>>>

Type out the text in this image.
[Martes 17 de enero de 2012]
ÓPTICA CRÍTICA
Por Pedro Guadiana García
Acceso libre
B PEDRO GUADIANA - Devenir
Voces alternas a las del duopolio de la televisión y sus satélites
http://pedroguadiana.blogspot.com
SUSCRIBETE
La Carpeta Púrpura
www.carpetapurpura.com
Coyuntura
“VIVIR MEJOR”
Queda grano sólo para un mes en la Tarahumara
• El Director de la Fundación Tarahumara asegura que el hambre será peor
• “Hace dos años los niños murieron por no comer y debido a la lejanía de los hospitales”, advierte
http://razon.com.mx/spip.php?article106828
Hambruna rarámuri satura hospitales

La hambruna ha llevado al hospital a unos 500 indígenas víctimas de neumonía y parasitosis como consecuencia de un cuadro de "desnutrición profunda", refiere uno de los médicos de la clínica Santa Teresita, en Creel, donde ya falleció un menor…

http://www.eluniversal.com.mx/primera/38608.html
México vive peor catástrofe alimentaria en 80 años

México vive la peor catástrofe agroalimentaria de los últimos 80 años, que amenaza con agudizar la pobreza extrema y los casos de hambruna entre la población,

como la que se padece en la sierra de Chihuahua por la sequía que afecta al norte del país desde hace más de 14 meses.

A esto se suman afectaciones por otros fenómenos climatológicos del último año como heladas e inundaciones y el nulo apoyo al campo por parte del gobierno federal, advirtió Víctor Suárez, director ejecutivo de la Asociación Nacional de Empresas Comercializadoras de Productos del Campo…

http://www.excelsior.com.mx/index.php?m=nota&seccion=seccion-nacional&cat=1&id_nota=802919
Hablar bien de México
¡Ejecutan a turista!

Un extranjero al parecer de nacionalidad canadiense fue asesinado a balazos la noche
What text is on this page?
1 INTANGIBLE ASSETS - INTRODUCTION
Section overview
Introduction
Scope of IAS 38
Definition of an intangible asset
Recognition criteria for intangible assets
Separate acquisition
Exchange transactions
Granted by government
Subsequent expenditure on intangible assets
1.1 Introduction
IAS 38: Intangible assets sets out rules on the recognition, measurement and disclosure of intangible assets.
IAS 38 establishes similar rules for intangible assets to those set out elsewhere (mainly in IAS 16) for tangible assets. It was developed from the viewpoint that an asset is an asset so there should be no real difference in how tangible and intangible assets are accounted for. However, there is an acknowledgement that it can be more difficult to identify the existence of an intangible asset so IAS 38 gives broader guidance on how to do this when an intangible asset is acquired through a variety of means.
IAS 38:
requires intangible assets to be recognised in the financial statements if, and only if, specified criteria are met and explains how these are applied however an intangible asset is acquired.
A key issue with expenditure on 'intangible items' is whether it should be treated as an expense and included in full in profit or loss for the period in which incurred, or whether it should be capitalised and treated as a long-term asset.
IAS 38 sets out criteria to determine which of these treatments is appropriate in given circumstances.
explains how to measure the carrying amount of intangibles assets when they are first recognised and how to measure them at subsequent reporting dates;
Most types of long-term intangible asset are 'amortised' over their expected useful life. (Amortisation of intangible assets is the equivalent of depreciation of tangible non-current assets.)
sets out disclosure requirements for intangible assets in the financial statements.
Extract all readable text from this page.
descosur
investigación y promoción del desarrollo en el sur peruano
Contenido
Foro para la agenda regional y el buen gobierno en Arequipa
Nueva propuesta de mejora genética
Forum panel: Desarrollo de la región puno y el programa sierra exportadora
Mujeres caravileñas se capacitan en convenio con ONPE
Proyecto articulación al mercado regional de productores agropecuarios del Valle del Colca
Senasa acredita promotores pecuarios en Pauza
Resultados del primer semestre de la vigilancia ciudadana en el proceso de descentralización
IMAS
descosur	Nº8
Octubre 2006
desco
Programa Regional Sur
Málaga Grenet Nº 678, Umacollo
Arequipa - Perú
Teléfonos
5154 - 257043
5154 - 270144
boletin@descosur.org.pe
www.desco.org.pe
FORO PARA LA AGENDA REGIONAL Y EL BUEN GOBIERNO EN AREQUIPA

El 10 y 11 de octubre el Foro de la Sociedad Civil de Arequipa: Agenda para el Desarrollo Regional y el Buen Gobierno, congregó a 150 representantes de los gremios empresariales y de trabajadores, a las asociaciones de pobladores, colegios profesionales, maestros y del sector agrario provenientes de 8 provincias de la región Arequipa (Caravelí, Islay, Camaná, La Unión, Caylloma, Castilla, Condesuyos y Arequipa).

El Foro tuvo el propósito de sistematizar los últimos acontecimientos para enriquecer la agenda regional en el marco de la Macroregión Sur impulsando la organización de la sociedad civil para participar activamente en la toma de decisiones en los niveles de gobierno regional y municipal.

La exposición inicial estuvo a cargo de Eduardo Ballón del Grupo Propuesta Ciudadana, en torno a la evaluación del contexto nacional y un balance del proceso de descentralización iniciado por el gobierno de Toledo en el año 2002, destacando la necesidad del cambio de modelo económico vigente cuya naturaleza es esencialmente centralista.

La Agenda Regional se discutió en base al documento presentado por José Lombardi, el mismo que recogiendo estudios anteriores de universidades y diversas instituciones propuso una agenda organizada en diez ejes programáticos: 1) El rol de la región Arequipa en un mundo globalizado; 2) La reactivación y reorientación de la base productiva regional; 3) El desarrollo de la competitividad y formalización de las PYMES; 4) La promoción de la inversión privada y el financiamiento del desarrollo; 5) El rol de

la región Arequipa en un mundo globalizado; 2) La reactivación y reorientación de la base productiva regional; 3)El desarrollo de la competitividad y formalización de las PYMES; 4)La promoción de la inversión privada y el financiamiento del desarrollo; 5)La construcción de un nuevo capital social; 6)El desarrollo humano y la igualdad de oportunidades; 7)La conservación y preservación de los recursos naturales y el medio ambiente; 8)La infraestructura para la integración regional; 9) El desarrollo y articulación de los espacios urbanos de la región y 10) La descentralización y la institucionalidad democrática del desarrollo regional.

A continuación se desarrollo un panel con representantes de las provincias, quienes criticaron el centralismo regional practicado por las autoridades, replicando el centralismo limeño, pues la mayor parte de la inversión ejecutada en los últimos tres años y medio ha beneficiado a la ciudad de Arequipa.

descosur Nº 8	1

<<<

Instructions for the task: Report all lines of the data above that include the string "when".

Expected answer:
IAS 38 establishes similar rules for intangible assets to those set out elsewhere (mainly in IAS 16) for tangible assets. It was developed from the viewpoint that an asset is an asset so there should be no real difference in how tangible and intangible assets are accounted for. However, there is an acknowledgement that it can be more difficult to identify the existence of an intangible asset so IAS 38 gives broader guidance on how to do this when an intangible asset is acquired through a variety of means.
explains how to measure the carrying amount of intangibles assets when they are first recognised and how to measure them at subsequent reporting dates;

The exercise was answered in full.